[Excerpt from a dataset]
::::::::::

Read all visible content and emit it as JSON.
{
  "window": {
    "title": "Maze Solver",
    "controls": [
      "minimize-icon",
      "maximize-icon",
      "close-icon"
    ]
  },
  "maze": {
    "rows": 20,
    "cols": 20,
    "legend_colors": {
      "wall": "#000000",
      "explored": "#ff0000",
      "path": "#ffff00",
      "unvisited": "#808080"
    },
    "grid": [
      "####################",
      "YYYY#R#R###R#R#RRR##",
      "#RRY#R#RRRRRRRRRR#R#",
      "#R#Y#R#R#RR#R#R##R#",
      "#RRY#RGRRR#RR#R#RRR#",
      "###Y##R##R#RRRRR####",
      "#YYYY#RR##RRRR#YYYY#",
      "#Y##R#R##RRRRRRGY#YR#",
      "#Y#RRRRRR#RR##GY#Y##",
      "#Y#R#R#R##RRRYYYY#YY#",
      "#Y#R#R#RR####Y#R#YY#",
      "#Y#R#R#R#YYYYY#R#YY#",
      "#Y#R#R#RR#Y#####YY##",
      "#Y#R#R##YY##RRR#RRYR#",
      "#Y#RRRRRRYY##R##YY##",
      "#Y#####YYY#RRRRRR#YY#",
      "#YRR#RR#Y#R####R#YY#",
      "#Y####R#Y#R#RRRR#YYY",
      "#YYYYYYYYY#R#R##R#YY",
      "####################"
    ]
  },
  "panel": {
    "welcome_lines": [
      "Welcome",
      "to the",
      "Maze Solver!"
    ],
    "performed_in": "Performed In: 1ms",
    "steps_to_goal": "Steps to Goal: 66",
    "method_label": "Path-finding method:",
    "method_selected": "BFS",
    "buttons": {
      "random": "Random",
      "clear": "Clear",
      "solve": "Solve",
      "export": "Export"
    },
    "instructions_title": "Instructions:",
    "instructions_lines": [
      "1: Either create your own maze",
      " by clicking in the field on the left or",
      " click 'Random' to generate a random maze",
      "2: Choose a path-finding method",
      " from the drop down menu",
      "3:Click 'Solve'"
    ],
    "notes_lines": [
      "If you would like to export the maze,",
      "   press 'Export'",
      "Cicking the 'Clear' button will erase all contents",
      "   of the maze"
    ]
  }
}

::::::::::

Copy out the lines in which the string "finding" appears.

    "method_label": "Path-finding method:",
      "2: Choose a path-finding method",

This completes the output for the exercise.